• EXERCISE PROMPT: Give back all of the data, word for word.
[Start of section]
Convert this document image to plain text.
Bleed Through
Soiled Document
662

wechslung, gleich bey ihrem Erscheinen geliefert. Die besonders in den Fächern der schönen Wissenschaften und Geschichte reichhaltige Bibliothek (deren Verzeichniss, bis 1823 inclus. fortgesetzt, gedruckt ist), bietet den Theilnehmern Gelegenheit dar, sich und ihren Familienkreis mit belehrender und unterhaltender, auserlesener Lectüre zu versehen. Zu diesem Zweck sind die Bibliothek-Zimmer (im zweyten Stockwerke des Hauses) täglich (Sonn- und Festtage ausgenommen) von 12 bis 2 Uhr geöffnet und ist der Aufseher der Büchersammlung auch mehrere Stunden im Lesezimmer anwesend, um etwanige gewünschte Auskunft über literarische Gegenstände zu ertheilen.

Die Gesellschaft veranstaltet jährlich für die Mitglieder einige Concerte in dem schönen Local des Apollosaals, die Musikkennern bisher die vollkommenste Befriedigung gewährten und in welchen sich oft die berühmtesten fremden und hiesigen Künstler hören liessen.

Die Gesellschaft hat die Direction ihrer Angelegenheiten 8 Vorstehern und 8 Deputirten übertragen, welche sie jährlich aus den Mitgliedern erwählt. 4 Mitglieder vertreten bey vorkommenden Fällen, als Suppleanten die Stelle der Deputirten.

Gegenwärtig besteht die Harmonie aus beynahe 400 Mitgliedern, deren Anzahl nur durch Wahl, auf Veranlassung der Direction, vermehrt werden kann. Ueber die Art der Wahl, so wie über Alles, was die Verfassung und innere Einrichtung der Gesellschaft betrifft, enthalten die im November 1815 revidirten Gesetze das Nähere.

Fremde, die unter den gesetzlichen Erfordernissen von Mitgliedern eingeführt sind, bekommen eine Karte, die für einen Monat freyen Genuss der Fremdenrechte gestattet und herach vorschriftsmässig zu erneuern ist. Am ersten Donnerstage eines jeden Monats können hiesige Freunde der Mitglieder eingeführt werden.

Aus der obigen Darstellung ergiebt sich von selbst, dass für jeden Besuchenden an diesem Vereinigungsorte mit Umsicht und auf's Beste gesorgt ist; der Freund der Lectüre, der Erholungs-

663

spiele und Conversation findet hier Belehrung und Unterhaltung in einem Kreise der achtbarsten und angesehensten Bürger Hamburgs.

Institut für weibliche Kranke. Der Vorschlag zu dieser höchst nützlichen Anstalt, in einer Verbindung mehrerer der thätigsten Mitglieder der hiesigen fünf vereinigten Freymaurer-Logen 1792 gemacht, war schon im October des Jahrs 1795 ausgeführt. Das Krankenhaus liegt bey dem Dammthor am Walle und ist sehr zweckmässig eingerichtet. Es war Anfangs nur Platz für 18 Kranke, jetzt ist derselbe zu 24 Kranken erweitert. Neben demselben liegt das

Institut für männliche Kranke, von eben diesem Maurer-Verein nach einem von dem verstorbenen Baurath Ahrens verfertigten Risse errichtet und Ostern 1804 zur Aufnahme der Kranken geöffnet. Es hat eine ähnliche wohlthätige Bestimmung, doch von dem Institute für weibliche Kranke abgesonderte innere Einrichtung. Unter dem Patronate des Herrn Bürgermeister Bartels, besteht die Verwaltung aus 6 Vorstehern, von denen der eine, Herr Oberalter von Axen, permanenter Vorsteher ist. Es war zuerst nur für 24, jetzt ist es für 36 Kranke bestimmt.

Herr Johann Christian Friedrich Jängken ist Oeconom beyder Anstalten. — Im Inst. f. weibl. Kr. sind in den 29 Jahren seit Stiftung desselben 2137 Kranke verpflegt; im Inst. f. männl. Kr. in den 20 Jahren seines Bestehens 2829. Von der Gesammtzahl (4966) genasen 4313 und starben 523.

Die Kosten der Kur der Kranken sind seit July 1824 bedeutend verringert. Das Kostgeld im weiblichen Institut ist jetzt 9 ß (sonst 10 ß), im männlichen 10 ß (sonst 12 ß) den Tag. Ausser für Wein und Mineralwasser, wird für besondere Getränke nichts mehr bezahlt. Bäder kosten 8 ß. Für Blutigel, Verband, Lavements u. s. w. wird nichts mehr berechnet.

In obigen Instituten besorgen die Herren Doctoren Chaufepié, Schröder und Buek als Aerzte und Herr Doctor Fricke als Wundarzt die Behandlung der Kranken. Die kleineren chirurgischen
[End of section]
• OUTPUT BELOW:
Convert this document image to plain text.
Bleed Through
Soiled Document
662

wechslung, gleich bey ihrem Erscheinen geliefert. Die besonders in den Fächern der schönen Wissenschaften und Geschichte reichhaltige Bibliothek (deren Verzeichniss, bis 1823 inclus. fortgesetzt, gedruckt ist), bietet den Theilnehmern Gelegenheit dar, sich und ihren Familienkreis mit belehrender und unterhaltender, auserlesener Lectüre zu versehen. Zu diesem Zweck sind die Bibliothek-Zimmer (im zweyten Stockwerke des Hauses) täglich (Sonn- und Festtage ausgenommen) von 12 bis 2 Uhr geöffnet und ist der Aufseher der Büchersammlung auch mehrere Stunden im Lesezimmer anwesend, um etwanige gewünschte Auskunft über literarische Gegenstände zu ertheilen.

Die Gesellschaft veranstaltet jährlich für die Mitglieder einige Concerte in dem schönen Local des Apollosaals, die Musikkennern bisher die vollkommenste Befriedigung gewährten und in welchen sich oft die berühmtesten fremden und hiesigen Künstler hören liessen.

Die Gesellschaft hat die Direction ihrer Angelegenheiten 8 Vorstehern und 8 Deputirten übertragen, welche sie jährlich aus den Mitgliedern erwählt. 4 Mitglieder vertreten bey vorkommenden Fällen, als Suppleanten die Stelle der Deputirten.

Gegenwärtig besteht die Harmonie aus beynahe 400 Mitgliedern, deren Anzahl nur durch Wahl, auf Veranlassung der Direction, vermehrt werden kann. Ueber die Art der Wahl, so wie über Alles, was die Verfassung und innere Einrichtung der Gesellschaft betrifft, enthalten die im November 1815 revidirten Gesetze das Nähere.

Fremde, die unter den gesetzlichen Erfordernissen von Mitgliedern eingeführt sind, bekommen eine Karte, die für einen Monat freyen Genuss der Fremdenrechte gestattet und herach vorschriftsmässig zu erneuern ist. Am ersten Donnerstage eines jeden Monats können hiesige Freunde der Mitglieder eingeführt werden.

Aus der obigen Darstellung ergiebt sich von selbst, dass für jeden Besuchenden an diesem Vereinigungsorte mit Umsicht und auf's Beste gesorgt ist; der Freund der Lectüre, der Erholungs-

663

spiele und Conversation findet hier Belehrung und Unterhaltung in einem Kreise der achtbarsten und angesehensten Bürger Hamburgs.

Institut für weibliche Kranke. Der Vorschlag zu dieser höchst nützlichen Anstalt, in einer Verbindung mehrerer der thätigsten Mitglieder der hiesigen fünf vereinigten Freymaurer-Logen 1792 gemacht, war schon im October des Jahrs 1795 ausgeführt. Das Krankenhaus liegt bey dem Dammthor am Walle und ist sehr zweckmässig eingerichtet. Es war Anfangs nur Platz für 18 Kranke, jetzt ist derselbe zu 24 Kranken erweitert. Neben demselben liegt das

Institut für männliche Kranke, von eben diesem Maurer-Verein nach einem von dem verstorbenen Baurath Ahrens verfertigten Risse errichtet und Ostern 1804 zur Aufnahme der Kranken geöffnet. Es hat eine ähnliche wohlthätige Bestimmung, doch von dem Institute für weibliche Kranke abgesonderte innere Einrichtung. Unter dem Patronate des Herrn Bürgermeister Bartels, besteht die Verwaltung aus 6 Vorstehern, von denen der eine, Herr Oberalter von Axen, permanenter Vorsteher ist. Es war zuerst nur für 24, jetzt ist es für 36 Kranke bestimmt.

Herr Johann Christian Friedrich Jängken ist Oeconom beyder Anstalten. — Im Inst. f. weibl. Kr. sind in den 29 Jahren seit Stiftung desselben 2137 Kranke verpflegt; im Inst. f. männl. Kr. in den 20 Jahren seines Bestehens 2829. Von der Gesammtzahl (4966) genasen 4313 und starben 523.

Die Kosten der Kur der Kranken sind seit July 1824 bedeutend verringert. Das Kostgeld im weiblichen Institut ist jetzt 9 ß (sonst 10 ß), im männlichen 10 ß (sonst 12 ß) den Tag. Ausser für Wein und Mineralwasser, wird für besondere Getränke nichts mehr bezahlt. Bäder kosten 8 ß. Für Blutigel, Verband, Lavements u. s. w. wird nichts mehr berechnet.

In obigen Instituten besorgen die Herren Doctoren Chaufepié, Schröder und Buek als Aerzte und Herr Doctor Fricke als Wundarzt die Behandlung der Kranken. Die kleineren chirurgischen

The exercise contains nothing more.